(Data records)
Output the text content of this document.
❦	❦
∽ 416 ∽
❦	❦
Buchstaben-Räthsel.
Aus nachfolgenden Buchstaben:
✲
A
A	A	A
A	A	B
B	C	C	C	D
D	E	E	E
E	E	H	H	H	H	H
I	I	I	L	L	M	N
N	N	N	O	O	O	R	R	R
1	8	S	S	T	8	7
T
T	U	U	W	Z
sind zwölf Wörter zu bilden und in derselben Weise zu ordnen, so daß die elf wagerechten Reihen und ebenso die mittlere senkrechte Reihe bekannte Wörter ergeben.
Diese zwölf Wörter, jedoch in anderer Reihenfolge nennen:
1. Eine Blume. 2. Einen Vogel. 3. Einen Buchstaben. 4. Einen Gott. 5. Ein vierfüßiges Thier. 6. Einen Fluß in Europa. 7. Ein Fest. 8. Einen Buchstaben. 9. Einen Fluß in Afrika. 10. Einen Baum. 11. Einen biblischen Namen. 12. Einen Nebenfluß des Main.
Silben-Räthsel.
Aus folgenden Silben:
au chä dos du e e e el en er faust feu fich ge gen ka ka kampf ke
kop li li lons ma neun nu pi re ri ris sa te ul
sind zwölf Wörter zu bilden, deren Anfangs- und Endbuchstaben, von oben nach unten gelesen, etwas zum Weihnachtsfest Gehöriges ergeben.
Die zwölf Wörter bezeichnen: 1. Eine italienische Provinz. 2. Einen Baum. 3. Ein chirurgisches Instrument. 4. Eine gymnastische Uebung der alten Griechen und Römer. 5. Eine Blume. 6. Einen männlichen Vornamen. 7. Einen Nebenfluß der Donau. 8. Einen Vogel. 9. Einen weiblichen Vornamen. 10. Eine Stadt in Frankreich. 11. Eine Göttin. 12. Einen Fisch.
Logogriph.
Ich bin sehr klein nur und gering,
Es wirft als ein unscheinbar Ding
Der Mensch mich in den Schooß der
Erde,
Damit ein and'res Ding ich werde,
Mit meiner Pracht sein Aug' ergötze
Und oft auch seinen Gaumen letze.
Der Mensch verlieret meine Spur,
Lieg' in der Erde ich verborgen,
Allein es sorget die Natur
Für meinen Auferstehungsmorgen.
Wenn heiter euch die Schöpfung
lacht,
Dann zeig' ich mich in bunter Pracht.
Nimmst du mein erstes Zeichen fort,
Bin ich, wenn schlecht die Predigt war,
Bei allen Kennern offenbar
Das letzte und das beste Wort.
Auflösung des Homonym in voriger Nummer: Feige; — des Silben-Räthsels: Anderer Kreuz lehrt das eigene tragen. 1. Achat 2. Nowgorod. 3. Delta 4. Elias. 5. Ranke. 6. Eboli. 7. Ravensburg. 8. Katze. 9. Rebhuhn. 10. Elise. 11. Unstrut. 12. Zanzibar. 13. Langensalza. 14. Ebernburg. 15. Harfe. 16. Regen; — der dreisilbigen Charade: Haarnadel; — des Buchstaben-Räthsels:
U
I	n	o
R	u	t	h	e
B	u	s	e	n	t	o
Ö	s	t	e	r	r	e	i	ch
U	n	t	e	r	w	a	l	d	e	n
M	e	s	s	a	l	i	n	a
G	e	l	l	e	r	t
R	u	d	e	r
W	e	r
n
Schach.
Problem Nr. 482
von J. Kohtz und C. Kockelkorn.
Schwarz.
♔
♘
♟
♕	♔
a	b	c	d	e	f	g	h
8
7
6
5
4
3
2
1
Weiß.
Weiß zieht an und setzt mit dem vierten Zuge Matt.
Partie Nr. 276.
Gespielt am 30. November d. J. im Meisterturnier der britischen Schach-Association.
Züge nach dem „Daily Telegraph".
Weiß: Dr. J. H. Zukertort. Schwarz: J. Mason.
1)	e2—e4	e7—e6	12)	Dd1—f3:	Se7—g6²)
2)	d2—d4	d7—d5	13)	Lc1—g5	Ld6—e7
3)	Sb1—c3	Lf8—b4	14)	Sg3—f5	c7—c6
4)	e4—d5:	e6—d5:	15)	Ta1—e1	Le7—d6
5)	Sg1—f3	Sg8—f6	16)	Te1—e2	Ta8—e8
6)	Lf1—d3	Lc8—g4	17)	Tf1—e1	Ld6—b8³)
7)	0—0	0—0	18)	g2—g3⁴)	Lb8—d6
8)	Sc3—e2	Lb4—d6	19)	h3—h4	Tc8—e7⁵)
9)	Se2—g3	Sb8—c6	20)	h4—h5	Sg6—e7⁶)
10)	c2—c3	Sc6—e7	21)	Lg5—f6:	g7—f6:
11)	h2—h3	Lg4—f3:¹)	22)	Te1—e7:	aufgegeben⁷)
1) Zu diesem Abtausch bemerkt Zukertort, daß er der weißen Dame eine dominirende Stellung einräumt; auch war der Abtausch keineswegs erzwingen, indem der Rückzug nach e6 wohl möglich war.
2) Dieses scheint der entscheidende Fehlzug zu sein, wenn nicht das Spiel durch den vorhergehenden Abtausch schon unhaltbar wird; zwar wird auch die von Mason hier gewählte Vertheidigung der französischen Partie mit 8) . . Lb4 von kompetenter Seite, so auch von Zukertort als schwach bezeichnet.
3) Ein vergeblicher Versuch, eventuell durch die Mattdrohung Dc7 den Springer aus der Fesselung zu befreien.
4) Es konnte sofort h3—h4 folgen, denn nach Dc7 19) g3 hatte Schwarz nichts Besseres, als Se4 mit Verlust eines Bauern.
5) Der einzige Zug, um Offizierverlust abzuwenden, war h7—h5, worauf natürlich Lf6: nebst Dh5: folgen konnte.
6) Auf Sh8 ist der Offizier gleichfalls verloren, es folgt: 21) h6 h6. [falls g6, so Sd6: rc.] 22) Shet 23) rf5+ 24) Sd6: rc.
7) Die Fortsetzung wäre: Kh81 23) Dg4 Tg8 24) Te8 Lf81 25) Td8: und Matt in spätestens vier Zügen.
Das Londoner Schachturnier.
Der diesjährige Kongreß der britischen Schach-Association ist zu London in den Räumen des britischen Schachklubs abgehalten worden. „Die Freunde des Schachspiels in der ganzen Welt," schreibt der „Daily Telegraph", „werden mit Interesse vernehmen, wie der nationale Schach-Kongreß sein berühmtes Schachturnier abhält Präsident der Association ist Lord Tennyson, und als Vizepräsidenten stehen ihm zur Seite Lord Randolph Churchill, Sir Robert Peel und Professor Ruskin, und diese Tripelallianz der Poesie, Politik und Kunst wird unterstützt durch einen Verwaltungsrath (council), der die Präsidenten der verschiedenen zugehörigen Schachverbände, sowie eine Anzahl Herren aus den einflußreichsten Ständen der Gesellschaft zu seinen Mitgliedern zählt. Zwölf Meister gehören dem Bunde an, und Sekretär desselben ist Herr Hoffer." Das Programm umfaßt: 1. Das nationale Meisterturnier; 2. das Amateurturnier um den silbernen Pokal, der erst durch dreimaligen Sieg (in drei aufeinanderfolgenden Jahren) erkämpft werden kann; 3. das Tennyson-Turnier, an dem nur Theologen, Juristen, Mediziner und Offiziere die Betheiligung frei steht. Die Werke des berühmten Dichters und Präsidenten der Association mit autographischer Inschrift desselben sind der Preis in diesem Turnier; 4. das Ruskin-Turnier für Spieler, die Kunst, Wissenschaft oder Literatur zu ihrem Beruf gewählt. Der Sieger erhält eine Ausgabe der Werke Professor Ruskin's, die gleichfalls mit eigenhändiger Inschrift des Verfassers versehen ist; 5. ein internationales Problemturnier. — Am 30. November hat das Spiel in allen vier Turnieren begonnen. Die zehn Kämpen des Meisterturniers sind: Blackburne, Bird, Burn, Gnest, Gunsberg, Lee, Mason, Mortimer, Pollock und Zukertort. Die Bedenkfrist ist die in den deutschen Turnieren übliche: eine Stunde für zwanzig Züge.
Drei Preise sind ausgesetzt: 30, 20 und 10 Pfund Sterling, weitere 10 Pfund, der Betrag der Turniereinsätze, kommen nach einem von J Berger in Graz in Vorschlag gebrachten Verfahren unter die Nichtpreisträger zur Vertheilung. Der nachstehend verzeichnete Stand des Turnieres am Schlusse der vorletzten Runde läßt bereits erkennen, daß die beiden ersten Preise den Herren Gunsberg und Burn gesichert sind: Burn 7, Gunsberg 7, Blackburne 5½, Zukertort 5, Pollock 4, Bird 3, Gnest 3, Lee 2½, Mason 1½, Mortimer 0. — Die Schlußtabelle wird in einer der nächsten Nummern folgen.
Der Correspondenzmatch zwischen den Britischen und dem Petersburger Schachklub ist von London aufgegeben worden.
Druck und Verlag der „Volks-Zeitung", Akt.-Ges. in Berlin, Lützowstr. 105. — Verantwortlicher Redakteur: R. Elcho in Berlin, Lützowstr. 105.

Aim: All lines of the data above that include the word "Mensch" must be shown.

Output below:
Der Mensch mich in den Schooß der
Der Mensch verlieret meine Spur,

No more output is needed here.